#### Some records:
──────

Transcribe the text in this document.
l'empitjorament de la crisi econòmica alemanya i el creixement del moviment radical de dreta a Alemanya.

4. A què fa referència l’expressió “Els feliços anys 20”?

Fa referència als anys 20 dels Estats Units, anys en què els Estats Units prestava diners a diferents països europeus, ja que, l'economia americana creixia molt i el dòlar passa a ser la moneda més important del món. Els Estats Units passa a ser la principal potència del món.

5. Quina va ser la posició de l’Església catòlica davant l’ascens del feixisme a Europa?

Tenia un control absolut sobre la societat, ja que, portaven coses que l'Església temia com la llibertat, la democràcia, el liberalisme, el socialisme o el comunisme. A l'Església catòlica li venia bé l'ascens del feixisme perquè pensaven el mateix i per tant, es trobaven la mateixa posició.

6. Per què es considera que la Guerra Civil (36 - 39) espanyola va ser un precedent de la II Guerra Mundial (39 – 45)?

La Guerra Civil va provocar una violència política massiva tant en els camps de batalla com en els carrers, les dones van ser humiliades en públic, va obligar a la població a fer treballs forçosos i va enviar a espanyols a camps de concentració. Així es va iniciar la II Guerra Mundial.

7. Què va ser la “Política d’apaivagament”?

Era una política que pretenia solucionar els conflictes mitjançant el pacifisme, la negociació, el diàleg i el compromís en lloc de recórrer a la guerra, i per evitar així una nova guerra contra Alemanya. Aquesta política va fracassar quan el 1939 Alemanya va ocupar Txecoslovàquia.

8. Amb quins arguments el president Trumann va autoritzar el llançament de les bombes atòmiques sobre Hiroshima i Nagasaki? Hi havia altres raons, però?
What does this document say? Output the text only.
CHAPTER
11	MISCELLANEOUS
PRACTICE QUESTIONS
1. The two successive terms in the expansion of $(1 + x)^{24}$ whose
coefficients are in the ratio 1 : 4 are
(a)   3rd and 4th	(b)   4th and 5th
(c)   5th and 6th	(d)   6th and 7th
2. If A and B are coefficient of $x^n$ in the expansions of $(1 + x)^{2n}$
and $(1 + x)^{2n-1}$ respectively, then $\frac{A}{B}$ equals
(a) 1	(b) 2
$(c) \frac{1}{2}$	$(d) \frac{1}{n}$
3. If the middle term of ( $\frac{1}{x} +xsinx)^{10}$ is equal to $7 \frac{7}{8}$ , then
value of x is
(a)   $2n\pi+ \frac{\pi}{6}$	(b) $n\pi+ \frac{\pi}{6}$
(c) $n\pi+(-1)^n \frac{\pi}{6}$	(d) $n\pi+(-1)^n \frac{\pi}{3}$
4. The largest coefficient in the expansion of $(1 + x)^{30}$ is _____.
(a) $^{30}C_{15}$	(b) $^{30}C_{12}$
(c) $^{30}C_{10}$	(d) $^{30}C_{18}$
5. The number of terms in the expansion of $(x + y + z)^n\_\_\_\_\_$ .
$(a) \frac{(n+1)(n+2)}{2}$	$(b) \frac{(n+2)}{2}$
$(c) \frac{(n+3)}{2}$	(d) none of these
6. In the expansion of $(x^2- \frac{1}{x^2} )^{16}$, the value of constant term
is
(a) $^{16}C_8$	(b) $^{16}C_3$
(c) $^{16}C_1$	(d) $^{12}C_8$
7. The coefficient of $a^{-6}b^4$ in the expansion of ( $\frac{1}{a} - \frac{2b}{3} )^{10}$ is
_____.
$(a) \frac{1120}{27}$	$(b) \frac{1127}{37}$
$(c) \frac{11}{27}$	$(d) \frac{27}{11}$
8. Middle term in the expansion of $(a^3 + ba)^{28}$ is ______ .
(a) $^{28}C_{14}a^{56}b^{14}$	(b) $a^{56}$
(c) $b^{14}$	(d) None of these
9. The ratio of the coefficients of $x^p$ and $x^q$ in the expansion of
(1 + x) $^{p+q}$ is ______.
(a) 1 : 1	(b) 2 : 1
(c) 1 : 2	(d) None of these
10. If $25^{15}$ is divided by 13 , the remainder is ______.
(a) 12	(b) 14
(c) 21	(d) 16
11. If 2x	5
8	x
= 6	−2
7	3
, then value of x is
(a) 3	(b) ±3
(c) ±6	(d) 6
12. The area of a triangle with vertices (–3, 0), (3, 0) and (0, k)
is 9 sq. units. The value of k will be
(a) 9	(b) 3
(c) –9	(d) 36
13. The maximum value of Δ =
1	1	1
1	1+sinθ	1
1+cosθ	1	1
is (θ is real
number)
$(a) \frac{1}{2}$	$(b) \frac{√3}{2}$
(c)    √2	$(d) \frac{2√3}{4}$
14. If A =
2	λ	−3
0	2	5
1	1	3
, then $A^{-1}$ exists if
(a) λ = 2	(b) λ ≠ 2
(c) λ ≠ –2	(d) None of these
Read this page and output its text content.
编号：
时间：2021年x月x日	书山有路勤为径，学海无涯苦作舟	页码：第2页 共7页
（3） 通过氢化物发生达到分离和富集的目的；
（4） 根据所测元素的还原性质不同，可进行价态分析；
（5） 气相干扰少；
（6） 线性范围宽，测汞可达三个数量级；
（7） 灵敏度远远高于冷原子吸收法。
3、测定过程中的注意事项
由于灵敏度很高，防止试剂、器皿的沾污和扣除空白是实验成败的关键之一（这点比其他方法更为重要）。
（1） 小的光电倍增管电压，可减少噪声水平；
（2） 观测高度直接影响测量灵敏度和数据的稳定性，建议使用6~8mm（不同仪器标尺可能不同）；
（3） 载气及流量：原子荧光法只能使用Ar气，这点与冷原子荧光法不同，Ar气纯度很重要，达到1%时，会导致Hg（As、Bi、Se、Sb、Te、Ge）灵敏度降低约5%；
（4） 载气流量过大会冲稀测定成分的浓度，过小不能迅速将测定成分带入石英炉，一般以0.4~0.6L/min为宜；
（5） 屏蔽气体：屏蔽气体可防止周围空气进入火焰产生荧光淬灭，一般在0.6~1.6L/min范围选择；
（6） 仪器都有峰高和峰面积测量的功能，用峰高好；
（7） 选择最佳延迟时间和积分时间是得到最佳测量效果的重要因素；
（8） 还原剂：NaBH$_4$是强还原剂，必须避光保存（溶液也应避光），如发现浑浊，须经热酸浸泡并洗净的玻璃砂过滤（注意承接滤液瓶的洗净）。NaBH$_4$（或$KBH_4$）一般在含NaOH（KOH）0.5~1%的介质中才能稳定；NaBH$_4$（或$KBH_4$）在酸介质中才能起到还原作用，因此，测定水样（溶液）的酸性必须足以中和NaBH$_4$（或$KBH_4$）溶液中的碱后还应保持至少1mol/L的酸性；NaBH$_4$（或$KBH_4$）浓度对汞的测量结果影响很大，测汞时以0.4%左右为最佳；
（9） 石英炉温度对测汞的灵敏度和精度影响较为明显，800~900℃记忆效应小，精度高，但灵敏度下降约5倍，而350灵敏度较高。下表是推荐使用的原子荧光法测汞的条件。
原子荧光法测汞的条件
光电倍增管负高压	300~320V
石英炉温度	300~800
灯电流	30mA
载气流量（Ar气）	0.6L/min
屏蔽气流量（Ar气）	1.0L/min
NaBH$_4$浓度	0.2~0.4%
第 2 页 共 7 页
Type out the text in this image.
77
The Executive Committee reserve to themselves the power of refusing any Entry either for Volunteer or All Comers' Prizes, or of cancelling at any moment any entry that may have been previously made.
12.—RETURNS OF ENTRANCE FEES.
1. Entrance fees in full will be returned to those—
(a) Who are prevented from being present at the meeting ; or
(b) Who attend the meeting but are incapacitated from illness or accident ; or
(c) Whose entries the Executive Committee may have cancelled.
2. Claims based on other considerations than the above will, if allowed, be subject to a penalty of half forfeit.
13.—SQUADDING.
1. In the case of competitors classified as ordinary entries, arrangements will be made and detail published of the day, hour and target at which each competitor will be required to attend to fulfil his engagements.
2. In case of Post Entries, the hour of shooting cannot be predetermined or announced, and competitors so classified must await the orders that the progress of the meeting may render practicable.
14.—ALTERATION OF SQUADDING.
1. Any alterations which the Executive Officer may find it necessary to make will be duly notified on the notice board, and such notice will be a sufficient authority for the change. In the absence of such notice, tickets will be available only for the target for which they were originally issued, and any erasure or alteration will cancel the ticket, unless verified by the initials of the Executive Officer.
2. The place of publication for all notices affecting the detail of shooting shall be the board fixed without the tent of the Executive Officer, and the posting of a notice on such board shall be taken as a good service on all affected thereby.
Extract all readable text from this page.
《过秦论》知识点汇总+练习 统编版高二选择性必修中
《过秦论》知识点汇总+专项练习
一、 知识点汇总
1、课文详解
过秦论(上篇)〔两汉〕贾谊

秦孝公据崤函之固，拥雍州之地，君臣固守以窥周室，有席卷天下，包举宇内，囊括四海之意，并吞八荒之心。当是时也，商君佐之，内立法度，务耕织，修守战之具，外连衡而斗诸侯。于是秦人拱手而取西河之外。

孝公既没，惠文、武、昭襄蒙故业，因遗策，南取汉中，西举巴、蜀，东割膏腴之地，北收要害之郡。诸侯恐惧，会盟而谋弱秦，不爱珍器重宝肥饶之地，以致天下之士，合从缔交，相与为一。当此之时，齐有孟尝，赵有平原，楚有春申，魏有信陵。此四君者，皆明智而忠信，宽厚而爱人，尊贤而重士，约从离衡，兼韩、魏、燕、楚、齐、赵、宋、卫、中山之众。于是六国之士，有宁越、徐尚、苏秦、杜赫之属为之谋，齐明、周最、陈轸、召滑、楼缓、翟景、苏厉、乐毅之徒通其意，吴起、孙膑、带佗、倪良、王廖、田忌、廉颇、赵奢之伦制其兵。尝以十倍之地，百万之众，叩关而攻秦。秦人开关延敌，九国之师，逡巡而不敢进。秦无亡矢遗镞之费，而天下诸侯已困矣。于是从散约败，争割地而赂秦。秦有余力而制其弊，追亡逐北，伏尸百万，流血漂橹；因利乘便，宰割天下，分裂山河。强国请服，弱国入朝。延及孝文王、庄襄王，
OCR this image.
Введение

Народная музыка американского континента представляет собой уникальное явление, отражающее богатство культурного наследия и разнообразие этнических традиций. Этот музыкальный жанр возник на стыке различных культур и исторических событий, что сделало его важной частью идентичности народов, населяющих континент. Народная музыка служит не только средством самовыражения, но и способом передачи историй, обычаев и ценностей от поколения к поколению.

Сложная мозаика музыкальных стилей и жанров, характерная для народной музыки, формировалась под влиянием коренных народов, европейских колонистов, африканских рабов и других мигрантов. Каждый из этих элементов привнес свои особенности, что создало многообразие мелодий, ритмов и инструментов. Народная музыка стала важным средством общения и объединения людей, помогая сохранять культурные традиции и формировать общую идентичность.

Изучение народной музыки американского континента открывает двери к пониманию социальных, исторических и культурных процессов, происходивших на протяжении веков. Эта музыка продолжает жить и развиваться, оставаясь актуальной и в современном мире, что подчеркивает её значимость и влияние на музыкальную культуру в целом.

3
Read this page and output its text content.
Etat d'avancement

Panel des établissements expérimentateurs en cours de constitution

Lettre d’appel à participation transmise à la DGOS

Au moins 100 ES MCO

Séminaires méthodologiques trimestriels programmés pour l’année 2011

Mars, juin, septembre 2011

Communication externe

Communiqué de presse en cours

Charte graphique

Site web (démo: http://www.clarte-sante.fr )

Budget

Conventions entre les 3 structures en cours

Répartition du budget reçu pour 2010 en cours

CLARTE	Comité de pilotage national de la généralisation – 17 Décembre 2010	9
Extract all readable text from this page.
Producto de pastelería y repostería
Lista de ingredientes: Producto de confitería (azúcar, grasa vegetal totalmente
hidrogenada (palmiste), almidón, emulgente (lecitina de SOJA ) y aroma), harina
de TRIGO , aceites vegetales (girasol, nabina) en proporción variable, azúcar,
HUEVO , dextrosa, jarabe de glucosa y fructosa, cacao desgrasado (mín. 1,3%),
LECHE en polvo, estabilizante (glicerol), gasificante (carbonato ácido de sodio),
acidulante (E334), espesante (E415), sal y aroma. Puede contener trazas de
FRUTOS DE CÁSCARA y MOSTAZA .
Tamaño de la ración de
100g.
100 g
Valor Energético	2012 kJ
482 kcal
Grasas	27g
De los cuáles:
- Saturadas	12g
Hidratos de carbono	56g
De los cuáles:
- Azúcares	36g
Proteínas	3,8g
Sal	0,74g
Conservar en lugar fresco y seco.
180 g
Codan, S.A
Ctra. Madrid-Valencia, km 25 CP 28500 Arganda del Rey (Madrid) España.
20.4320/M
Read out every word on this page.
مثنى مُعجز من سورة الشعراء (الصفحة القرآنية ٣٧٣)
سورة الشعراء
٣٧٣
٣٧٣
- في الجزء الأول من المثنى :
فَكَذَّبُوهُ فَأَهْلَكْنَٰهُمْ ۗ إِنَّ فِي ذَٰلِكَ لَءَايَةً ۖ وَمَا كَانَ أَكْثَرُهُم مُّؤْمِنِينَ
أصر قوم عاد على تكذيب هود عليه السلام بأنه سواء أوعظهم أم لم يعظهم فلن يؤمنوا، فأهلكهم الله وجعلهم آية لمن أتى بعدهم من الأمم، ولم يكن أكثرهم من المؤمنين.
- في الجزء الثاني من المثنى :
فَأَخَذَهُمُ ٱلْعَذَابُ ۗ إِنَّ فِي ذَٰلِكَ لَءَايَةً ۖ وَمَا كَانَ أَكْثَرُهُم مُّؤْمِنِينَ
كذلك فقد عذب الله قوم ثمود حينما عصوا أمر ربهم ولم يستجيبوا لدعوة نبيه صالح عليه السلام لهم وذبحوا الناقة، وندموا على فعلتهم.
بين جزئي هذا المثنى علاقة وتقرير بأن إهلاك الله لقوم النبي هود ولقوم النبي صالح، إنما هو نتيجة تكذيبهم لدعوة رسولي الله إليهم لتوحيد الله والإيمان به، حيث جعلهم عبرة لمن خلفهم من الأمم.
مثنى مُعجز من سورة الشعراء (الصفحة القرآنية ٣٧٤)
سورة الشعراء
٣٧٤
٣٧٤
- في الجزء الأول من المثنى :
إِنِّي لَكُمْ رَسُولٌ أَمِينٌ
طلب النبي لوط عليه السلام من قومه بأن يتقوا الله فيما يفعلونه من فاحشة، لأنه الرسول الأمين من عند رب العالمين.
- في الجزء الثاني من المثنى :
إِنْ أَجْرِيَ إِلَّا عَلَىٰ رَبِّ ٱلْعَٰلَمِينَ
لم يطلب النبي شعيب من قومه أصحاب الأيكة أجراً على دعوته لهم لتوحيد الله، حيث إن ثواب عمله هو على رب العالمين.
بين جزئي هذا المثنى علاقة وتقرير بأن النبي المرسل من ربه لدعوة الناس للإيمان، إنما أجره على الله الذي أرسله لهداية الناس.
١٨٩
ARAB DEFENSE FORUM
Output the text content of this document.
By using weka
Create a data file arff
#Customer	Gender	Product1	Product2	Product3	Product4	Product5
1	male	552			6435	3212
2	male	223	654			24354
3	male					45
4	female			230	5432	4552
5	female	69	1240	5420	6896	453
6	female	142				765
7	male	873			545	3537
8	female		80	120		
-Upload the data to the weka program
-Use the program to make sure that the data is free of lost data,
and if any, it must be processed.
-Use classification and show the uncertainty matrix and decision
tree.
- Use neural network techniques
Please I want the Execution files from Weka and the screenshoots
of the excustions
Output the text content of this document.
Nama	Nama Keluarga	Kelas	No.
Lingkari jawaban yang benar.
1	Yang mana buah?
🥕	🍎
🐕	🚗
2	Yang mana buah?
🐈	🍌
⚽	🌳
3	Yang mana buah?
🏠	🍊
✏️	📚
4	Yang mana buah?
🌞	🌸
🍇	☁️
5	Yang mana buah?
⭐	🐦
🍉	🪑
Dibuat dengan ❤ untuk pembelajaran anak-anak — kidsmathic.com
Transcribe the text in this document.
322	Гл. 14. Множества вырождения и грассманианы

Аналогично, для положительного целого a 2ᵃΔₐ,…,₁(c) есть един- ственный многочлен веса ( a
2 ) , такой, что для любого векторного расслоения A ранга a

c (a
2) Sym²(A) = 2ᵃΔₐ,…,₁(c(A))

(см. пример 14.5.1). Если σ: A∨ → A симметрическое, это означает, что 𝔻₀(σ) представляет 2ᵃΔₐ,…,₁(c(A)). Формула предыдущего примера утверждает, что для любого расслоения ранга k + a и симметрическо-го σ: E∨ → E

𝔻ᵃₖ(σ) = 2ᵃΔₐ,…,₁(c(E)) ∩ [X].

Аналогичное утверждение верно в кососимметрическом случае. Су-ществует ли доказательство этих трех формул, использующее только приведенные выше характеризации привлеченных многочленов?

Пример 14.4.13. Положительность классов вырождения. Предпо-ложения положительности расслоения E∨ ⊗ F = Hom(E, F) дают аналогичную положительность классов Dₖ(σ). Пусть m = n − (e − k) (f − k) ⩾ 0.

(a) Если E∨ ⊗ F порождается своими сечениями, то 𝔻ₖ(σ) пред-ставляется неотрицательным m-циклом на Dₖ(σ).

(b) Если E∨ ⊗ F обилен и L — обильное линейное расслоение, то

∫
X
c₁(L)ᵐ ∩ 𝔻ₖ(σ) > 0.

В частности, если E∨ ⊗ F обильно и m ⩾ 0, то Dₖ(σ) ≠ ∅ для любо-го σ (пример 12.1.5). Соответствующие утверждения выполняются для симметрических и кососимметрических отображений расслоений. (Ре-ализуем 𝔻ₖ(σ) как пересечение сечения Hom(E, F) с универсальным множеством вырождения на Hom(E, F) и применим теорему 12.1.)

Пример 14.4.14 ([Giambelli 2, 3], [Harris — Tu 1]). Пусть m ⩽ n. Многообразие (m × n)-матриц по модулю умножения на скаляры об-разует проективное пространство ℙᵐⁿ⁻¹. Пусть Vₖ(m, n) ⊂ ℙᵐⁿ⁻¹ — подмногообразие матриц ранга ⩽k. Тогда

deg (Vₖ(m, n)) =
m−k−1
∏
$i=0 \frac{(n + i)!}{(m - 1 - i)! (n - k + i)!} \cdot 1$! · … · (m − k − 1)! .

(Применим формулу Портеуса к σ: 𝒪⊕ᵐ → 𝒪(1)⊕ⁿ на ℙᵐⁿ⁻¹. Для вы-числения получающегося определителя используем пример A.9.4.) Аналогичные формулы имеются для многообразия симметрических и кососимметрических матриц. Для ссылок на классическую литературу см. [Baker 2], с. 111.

──────

Report how many lines in this data include the string "competitors", and nothing else.

2